* **Work instructions**: Quote the items word for word, from the start of the items through the line that contains "- reason-cell[interactable]: [433, 982, 763, 1051]".

* **Items in a dataset**:
· · · · ·
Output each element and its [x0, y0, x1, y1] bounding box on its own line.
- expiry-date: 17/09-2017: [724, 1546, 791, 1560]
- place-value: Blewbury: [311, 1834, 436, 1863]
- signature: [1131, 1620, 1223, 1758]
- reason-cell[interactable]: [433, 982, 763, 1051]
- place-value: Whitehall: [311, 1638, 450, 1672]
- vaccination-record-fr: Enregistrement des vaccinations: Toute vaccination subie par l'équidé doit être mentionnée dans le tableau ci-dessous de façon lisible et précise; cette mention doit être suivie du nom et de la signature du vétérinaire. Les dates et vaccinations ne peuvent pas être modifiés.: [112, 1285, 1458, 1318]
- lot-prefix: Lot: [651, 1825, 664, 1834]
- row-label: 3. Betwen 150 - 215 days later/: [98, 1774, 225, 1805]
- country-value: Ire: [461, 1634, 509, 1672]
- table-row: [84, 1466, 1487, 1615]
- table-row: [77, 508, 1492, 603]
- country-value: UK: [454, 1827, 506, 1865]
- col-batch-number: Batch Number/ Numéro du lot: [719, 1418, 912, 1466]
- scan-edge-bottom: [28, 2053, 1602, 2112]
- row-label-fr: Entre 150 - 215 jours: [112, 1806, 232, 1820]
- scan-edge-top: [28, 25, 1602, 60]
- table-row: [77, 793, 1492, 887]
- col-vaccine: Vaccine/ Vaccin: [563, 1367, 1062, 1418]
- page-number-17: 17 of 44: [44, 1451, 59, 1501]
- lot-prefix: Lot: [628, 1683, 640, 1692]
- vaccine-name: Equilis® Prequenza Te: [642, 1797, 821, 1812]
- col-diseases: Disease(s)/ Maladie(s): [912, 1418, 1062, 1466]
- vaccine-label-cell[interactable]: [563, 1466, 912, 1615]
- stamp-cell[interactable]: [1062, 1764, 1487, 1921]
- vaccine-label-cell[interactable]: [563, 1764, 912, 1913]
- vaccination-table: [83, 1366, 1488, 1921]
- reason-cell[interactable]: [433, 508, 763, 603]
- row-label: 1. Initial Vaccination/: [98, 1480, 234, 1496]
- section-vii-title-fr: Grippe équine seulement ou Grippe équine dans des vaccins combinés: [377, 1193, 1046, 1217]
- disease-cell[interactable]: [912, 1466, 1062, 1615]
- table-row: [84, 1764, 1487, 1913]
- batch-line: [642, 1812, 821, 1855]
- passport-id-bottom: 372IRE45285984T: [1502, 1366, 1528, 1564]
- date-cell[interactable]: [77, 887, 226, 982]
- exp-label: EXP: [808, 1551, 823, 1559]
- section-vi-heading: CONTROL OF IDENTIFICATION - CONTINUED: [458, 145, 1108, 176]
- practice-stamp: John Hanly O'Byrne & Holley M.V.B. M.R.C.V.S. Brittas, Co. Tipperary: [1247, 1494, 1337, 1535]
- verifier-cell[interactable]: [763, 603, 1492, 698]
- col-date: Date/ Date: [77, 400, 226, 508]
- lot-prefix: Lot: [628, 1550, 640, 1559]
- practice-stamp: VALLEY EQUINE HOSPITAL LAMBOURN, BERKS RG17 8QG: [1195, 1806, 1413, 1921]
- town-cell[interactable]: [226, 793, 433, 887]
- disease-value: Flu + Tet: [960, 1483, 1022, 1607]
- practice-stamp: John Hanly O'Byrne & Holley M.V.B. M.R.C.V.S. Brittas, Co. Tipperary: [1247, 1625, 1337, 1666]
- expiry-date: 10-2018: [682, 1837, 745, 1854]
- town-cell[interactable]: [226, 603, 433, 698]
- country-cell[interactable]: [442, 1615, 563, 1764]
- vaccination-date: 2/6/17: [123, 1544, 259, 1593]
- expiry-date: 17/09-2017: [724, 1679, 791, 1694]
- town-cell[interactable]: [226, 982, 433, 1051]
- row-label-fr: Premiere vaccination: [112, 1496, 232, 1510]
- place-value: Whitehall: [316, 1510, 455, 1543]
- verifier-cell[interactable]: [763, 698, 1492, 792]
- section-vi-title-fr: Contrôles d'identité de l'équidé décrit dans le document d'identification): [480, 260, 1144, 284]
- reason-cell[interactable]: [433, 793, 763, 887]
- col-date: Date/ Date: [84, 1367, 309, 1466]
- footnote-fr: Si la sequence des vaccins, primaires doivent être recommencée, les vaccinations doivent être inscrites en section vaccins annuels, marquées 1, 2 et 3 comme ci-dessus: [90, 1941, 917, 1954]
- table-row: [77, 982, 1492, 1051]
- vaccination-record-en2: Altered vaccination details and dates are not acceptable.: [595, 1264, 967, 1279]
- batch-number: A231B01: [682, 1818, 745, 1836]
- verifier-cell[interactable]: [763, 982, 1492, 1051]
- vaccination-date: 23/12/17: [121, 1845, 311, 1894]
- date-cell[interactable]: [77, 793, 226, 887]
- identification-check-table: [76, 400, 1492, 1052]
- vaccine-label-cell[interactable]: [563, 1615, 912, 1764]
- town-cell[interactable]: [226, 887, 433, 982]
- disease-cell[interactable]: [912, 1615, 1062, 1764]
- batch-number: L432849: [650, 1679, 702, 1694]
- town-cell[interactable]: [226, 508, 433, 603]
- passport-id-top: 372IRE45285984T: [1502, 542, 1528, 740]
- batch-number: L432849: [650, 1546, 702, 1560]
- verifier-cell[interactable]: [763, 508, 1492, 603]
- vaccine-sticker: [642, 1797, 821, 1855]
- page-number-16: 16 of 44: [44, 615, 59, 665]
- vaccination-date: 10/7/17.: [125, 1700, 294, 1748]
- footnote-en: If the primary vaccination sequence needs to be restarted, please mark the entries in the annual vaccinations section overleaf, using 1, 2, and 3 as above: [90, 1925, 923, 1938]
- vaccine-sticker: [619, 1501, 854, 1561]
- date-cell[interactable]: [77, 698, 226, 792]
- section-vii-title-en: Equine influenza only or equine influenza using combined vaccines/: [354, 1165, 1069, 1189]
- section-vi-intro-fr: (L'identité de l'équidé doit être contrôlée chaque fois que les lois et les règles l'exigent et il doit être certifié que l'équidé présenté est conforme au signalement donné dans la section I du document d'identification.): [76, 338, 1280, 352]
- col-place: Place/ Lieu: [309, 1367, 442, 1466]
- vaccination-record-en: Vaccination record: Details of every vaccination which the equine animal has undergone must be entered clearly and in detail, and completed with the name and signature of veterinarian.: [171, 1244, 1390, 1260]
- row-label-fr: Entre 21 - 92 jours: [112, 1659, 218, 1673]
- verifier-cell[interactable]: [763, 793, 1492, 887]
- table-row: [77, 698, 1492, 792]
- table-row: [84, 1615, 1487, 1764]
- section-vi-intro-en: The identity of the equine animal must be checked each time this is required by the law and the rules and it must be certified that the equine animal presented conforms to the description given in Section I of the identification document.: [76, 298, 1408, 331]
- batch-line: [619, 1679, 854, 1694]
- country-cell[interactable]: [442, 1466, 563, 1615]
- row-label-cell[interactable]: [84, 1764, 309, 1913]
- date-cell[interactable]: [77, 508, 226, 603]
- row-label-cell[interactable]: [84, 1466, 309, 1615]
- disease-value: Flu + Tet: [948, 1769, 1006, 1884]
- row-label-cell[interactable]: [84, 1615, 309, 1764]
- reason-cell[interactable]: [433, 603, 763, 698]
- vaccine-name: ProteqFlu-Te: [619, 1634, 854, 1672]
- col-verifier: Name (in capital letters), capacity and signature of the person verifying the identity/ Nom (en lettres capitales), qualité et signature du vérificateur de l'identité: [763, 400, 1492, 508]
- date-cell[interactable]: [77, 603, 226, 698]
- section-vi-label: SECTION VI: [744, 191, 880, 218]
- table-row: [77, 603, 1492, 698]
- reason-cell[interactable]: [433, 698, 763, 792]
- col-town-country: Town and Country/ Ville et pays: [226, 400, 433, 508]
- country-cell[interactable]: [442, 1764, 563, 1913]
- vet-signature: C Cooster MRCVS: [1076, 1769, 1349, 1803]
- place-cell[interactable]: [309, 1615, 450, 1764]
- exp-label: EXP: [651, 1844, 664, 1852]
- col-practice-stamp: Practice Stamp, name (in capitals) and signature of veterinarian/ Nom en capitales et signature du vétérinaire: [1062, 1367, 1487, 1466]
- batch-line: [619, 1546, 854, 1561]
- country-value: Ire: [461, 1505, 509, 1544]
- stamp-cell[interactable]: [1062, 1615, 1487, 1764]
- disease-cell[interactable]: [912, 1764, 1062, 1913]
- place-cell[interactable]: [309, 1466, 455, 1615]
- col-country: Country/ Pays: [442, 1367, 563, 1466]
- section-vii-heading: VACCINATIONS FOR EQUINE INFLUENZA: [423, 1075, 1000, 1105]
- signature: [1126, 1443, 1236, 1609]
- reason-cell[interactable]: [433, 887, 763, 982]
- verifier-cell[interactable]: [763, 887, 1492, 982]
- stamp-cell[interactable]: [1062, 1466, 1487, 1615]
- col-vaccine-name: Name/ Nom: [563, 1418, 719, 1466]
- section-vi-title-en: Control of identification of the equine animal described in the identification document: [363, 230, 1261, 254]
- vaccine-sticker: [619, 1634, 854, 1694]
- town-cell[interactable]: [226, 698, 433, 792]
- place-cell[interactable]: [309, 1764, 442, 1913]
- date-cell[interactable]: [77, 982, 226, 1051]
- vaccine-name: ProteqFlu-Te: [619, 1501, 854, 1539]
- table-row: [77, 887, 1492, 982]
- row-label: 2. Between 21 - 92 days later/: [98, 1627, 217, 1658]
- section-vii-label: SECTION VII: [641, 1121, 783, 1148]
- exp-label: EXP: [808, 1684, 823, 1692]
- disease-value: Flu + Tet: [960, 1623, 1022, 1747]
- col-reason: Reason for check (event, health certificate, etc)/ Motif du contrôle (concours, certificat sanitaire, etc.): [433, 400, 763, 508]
· · · · ·
* **Task output**:
Output each element and its [x0, y0, x1, y1] bounding box on its own line.
- expiry-date: 17/09-2017: [724, 1546, 791, 1560]
- place-value: Blewbury: [311, 1834, 436, 1863]
- signature: [1131, 1620, 1223, 1758]
- reason-cell[interactable]: [433, 982, 763, 1051]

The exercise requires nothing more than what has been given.